RECORDS SUPPLIED
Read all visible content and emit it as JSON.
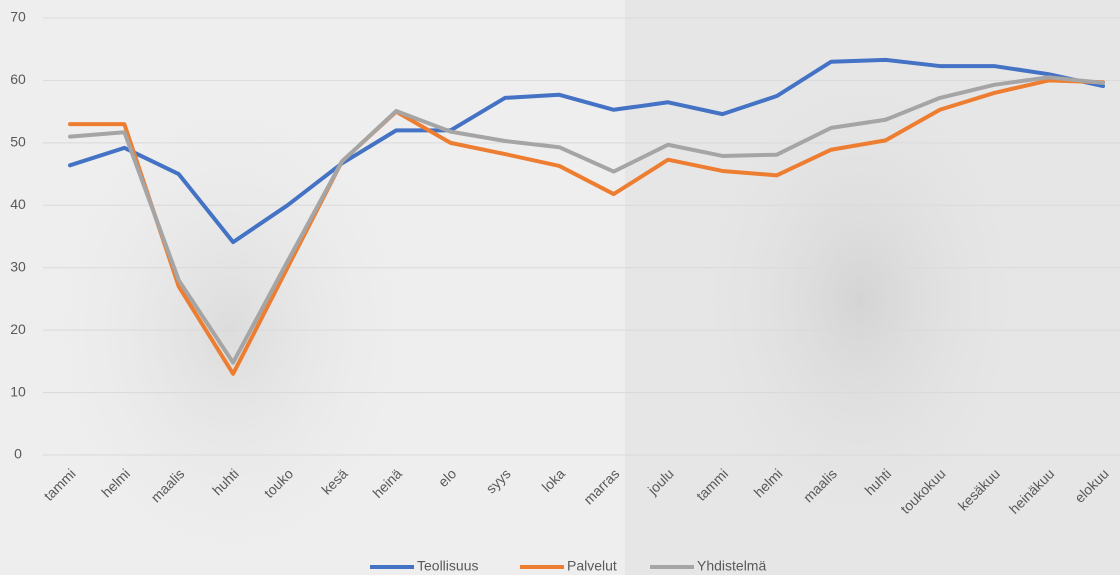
{
  "chart_data": {
    "type": "line",
    "categories": [
      "tammi",
      "helmi",
      "maalis",
      "huhti",
      "touko",
      "kesä",
      "heinä",
      "elo",
      "syys",
      "loka",
      "marras",
      "joulu",
      "tammi",
      "helmi",
      "maalis",
      "huhti",
      "toukokuu",
      "kesäkuu",
      "heinäkuu",
      "elokuu"
    ],
    "series": [
      {
        "name": "Teollisuus",
        "color": "#4472c4",
        "values": [
          46.4,
          49.2,
          45,
          34.1,
          40,
          46.7,
          52,
          52,
          57.2,
          57.7,
          55.3,
          56.5,
          54.6,
          57.5,
          63,
          63.3,
          62.3,
          62.3,
          61,
          59.1
        ]
      },
      {
        "name": "Palvelut",
        "color": "#ed7d31",
        "values": [
          53,
          53,
          27,
          13,
          30,
          47,
          55,
          50,
          48.2,
          46.3,
          41.8,
          47.3,
          45.5,
          44.8,
          48.9,
          50.4,
          55.3,
          58,
          60,
          59.7
        ]
      },
      {
        "name": "Yhdistelmä",
        "color": "#a5a5a5",
        "values": [
          51,
          51.7,
          28,
          14.8,
          31,
          47,
          55.1,
          51.8,
          50.3,
          49.3,
          45.4,
          49.7,
          47.9,
          48.1,
          52.4,
          53.7,
          57.2,
          59.3,
          60.5,
          59.6
        ]
      }
    ],
    "ylim": [
      0,
      70
    ],
    "yticks": [
      0,
      10,
      20,
      30,
      40,
      50,
      60,
      70
    ],
    "grid": true,
    "legend": "bottom"
  }
}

WHAT YOU NEED TO DO
Write every record out again exactly; no pictures belong in the copy.

COMPLETE OUTPUT
Read all visible content and emit it as JSON.
{
  "chart_data": {
    "type": "line",
    "categories": [
      "tammi",
      "helmi",
      "maalis",
      "huhti",
      "touko",
      "kesä",
      "heinä",
      "elo",
      "syys",
      "loka",
      "marras",
      "joulu",
      "tammi",
      "helmi",
      "maalis",
      "huhti",
      "toukokuu",
      "kesäkuu",
      "heinäkuu",
      "elokuu"
    ],
    "series": [
      {
        "name": "Teollisuus",
        "color": "#4472c4",
        "values": [
          46.4,
          49.2,
          45,
          34.1,
          40,
          46.7,
          52,
          52,
          57.2,
          57.7,
          55.3,
          56.5,
          54.6,
          57.5,
          63,
          63.3,
          62.3,
          62.3,
          61,
          59.1
        ]
      },
      {
        "name": "Palvelut",
        "color": "#ed7d31",
        "values": [
          53,
          53,
          27,
          13,
          30,
          47,
          55,
          50,
          48.2,
          46.3,
          41.8,
          47.3,
          45.5,
          44.8,
          48.9,
          50.4,
          55.3,
          58,
          60,
          59.7
        ]
      },
      {
        "name": "Yhdistelmä",
        "color": "#a5a5a5",
        "values": [
          51,
          51.7,
          28,
          14.8,
          31,
          47,
          55.1,
          51.8,
          50.3,
          49.3,
          45.4,
          49.7,
          47.9,
          48.1,
          52.4,
          53.7,
          57.2,
          59.3,
          60.5,
          59.6
        ]
      }
    ],
    "ylim": [
      0,
      70
    ],
    "yticks": [
      0,
      10,
      20,
      30,
      40,
      50,
      60,
      70
    ],
    "grid": true,
    "legend": "bottom"
  }
}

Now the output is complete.